JOB :: Only the lines holding the string "presented" are needed. Copy each one.

DATA EXCERPTS ::
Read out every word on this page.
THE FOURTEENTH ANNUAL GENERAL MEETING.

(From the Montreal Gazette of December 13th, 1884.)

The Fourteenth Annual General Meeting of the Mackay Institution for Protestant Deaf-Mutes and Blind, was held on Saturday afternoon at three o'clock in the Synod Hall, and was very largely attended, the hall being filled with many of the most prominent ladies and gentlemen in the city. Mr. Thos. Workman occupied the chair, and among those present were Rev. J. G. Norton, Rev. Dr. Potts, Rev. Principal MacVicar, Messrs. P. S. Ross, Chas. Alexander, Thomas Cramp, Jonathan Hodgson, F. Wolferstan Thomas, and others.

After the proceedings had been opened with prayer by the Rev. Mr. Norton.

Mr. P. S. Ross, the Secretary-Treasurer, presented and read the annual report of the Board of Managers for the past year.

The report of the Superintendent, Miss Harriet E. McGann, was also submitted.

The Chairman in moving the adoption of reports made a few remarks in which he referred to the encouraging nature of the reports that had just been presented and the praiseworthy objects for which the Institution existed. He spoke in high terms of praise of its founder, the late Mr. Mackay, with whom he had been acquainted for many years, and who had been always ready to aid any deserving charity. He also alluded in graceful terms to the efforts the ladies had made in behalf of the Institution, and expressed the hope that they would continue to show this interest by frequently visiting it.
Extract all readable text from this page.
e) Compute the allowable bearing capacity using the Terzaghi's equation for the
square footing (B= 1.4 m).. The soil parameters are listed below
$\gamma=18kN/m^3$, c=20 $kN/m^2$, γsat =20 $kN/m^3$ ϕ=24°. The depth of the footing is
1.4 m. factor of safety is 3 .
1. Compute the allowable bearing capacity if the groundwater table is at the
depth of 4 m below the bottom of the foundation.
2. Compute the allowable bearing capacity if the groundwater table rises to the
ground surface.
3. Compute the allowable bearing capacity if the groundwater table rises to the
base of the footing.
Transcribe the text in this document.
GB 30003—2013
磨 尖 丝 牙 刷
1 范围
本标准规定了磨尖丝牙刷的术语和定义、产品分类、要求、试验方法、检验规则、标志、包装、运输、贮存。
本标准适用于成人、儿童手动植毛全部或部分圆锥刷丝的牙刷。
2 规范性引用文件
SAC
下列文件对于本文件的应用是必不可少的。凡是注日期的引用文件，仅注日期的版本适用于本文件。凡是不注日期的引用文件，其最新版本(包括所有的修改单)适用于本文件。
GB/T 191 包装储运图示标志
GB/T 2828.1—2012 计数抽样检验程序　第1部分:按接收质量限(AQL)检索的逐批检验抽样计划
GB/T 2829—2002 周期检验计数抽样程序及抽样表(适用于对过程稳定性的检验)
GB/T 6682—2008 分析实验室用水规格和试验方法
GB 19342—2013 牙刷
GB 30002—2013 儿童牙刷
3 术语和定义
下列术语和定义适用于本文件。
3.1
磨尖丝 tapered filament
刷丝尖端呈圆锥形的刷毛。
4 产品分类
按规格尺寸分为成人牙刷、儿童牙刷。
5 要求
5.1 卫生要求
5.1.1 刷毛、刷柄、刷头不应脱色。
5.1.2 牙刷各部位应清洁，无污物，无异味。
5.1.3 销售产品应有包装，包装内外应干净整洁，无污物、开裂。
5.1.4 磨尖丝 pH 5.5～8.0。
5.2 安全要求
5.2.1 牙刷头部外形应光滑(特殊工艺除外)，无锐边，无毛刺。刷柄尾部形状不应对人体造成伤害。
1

ANSWER IN FULL ::
Mr. P. S. Ross, the Secretary-Treasurer, presented and read the annual report of the Board of Managers for the past year.
The Chairman in moving the adoption of reports made a few remarks in which he referred to the encouraging nature of the reports that had just been presented and the praiseworthy objects for which the Institution existed. He spoke in high terms of praise of its founder, the late Mr. Mackay, with whom he had been acquainted for many years, and who had been always ready to aid any deserving charity. He also alluded in graceful terms to the efforts the ladies had made in behalf of the Institution, and expressed the hope that they would continue to show this interest by frequently visiting it.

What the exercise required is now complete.